> [LISTING]:
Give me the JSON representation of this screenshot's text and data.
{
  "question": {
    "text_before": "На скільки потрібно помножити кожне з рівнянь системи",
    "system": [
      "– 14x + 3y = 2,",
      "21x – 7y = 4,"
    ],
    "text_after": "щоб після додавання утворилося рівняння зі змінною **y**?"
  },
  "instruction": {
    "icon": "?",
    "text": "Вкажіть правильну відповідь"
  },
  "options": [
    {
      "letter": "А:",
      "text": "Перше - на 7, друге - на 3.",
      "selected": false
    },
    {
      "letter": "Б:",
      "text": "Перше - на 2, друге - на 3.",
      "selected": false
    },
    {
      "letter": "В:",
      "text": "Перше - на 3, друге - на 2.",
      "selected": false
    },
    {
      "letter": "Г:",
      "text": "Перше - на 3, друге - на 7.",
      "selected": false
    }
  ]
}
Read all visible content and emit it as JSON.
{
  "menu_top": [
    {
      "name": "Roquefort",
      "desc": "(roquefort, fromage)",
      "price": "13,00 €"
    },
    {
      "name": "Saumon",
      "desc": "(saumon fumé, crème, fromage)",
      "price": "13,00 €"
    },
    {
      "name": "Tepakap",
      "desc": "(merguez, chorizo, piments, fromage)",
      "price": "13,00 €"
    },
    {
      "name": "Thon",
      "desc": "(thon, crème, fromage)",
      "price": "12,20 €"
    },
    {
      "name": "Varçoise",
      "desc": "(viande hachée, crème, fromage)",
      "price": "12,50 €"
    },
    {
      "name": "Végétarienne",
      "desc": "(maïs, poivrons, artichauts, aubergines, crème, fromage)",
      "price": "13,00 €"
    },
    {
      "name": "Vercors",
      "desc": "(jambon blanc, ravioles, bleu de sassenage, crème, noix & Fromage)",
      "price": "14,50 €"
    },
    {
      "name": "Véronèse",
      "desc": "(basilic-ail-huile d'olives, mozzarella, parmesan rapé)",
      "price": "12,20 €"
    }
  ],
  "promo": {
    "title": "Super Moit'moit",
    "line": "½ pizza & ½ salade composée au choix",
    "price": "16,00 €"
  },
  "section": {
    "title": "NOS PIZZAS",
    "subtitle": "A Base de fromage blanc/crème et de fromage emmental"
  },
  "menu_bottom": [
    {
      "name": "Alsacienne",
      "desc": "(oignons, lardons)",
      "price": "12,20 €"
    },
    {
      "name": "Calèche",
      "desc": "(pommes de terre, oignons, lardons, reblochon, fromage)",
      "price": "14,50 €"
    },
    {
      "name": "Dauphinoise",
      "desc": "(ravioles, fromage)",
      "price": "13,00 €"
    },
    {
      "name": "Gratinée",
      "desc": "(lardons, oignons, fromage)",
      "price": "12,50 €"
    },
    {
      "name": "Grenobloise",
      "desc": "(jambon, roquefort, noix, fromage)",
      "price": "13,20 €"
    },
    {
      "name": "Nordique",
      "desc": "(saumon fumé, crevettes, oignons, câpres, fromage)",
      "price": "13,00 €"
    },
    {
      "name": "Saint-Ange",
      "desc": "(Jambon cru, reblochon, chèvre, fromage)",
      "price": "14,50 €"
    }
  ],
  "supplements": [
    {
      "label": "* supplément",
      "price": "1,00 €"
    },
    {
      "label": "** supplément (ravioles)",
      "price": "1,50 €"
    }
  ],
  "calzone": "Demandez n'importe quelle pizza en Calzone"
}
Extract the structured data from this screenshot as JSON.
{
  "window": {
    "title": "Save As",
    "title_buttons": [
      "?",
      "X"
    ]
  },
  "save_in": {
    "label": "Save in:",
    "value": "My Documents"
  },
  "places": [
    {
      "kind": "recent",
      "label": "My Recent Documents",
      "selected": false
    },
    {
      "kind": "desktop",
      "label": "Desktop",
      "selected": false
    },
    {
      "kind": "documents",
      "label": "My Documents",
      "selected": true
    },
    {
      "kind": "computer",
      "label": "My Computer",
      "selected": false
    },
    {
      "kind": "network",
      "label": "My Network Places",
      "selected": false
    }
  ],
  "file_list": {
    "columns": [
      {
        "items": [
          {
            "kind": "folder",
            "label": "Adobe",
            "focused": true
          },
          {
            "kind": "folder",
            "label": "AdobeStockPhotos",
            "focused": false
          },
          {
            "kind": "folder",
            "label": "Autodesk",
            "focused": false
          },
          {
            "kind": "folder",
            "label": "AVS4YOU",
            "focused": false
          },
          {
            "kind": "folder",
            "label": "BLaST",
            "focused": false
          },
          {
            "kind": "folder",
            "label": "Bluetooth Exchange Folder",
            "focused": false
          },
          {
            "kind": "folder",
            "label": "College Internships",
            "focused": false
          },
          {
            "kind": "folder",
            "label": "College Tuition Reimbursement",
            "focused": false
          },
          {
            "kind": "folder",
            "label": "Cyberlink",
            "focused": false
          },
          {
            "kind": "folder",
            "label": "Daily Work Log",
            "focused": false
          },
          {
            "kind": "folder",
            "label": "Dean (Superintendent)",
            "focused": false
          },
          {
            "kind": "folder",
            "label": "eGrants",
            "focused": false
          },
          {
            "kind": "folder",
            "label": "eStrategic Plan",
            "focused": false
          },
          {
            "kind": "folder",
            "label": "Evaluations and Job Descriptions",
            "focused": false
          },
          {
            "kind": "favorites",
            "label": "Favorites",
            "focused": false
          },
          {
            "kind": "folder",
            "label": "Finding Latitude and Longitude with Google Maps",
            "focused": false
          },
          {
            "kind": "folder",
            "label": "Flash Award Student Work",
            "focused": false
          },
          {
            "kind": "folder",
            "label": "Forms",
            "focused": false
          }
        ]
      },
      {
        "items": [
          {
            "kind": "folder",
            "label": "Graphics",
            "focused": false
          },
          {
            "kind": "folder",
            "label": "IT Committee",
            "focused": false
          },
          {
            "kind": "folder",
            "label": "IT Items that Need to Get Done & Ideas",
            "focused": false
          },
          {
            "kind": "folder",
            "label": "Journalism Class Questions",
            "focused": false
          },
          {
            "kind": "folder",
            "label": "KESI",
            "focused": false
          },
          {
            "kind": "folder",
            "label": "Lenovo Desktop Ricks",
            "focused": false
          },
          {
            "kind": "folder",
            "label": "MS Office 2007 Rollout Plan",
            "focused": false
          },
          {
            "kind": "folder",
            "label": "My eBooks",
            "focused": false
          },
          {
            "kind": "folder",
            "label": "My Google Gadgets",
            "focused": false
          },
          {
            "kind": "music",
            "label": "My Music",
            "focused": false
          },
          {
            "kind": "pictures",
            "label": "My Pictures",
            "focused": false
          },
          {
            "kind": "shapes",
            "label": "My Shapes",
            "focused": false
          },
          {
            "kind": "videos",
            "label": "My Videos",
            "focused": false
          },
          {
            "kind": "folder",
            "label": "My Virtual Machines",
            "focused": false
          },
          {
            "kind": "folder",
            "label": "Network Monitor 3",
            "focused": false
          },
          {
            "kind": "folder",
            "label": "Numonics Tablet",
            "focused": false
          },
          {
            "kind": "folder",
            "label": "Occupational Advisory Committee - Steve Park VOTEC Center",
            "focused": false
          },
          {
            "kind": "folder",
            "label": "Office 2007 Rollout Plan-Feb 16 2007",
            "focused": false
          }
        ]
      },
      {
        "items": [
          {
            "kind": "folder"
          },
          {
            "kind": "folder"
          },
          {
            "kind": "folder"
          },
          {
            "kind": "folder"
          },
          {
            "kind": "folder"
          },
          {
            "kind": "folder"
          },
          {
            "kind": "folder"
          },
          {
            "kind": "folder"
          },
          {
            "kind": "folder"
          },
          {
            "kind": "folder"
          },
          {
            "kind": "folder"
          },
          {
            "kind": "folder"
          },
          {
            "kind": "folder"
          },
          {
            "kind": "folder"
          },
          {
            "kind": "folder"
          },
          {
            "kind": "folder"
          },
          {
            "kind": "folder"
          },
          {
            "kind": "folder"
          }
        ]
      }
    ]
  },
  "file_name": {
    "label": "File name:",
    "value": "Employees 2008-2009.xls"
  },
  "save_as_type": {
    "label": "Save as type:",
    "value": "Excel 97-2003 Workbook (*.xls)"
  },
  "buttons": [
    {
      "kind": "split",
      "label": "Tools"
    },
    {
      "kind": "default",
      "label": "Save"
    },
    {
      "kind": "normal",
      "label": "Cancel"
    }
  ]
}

> [WHAT IS BEING ASKED]: Locate each line containing the string "JSON" and show it.

> [RESPONSE TO THE TASK]:
Give me the JSON representation of this screenshot's text and data.
Read all visible content and emit it as JSON.
Extract the structured data from this screenshot as JSON.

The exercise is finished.